_Your goal_.
Update the records from the first line through the line that contains "svg-text:Cb: Cb: [1908, 200, 1998, 300]", inclusive, replacing "plate" with "sheet" and leaving everything else unchanged.

_Extracted entries_.
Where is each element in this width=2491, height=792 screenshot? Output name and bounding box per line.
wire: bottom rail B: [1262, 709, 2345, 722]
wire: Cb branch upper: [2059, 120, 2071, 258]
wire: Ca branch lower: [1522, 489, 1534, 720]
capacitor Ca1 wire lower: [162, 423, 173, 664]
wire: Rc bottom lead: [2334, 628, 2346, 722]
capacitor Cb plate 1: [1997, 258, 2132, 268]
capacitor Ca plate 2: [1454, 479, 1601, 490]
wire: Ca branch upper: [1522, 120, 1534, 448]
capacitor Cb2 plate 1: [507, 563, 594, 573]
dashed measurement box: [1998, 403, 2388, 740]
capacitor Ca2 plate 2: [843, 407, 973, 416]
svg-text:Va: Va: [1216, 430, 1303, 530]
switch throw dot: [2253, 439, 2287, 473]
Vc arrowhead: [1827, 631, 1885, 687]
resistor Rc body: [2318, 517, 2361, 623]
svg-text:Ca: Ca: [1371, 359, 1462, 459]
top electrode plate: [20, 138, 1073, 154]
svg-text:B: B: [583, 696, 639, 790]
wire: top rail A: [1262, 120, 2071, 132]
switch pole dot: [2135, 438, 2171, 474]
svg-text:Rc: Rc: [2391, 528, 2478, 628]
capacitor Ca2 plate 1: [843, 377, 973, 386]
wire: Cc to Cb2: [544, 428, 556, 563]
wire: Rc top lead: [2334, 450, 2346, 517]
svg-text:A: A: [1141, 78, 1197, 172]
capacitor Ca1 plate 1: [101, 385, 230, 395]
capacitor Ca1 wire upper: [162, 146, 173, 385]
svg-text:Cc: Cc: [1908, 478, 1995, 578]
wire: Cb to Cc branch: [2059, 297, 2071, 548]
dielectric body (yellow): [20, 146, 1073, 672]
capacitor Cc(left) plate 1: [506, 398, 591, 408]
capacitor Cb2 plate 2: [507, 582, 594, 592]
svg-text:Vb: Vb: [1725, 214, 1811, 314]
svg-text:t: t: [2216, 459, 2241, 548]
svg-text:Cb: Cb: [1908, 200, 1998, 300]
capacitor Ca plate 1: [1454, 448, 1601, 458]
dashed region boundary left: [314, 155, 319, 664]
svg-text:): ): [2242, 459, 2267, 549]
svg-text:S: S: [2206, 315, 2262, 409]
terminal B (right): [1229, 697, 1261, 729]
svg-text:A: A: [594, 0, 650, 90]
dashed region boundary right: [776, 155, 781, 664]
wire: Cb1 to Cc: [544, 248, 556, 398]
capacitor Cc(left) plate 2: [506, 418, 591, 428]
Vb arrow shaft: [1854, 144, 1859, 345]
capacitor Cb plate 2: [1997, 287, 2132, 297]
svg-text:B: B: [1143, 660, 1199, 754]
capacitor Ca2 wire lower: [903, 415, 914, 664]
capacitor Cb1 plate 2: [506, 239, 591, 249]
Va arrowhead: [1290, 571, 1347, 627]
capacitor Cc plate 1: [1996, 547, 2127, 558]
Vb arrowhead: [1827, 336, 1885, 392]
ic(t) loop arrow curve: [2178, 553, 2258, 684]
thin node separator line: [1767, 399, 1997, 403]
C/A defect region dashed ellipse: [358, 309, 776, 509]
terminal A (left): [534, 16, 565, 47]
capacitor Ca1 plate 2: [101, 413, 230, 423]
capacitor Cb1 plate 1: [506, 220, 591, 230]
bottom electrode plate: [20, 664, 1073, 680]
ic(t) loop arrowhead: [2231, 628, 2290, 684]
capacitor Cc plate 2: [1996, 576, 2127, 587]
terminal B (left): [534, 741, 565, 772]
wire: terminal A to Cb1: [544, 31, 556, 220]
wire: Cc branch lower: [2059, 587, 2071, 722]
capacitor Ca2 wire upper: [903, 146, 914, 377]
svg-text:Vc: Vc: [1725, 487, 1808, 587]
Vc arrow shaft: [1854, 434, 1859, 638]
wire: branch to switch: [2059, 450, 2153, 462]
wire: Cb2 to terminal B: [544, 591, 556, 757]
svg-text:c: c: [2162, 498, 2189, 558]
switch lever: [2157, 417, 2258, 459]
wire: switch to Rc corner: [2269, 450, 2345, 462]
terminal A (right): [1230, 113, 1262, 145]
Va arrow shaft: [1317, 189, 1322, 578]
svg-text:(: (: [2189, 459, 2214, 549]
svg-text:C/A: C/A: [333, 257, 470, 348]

_Full response_.
Where is each element in this width=2491, height=792 screenshot? Output name and bounding box per line.
wire: bottom rail B: [1262, 709, 2345, 722]
wire: Cb branch upper: [2059, 120, 2071, 258]
wire: Ca branch lower: [1522, 489, 1534, 720]
capacitor Ca1 wire lower: [162, 423, 173, 664]
wire: Rc bottom lead: [2334, 628, 2346, 722]
capacitor Cb sheet 1: [1997, 258, 2132, 268]
capacitor Ca sheet 2: [1454, 479, 1601, 490]
wire: Ca branch upper: [1522, 120, 1534, 448]
capacitor Cb2 sheet 1: [507, 563, 594, 573]
dashed measurement box: [1998, 403, 2388, 740]
capacitor Ca2 sheet 2: [843, 407, 973, 416]
svg-text:Va: Va: [1216, 430, 1303, 530]
switch throw dot: [2253, 439, 2287, 473]
Vc arrowhead: [1827, 631, 1885, 687]
resistor Rc body: [2318, 517, 2361, 623]
svg-text:Ca: Ca: [1371, 359, 1462, 459]
top electrode sheet: [20, 138, 1073, 154]
svg-text:B: B: [583, 696, 639, 790]
wire: top rail A: [1262, 120, 2071, 132]
switch pole dot: [2135, 438, 2171, 474]
svg-text:Rc: Rc: [2391, 528, 2478, 628]
capacitor Ca2 sheet 1: [843, 377, 973, 386]
wire: Cc to Cb2: [544, 428, 556, 563]
wire: Rc top lead: [2334, 450, 2346, 517]
svg-text:A: A: [1141, 78, 1197, 172]
capacitor Ca1 sheet 1: [101, 385, 230, 395]
capacitor Ca1 wire upper: [162, 146, 173, 385]
svg-text:Cc: Cc: [1908, 478, 1995, 578]
wire: Cb to Cc branch: [2059, 297, 2071, 548]
dielectric body (yellow): [20, 146, 1073, 672]
capacitor Cc(left) sheet 1: [506, 398, 591, 408]
capacitor Cb2 sheet 2: [507, 582, 594, 592]
svg-text:Vb: Vb: [1725, 214, 1811, 314]
svg-text:t: t: [2216, 459, 2241, 548]
svg-text:Cb: Cb: [1908, 200, 1998, 300]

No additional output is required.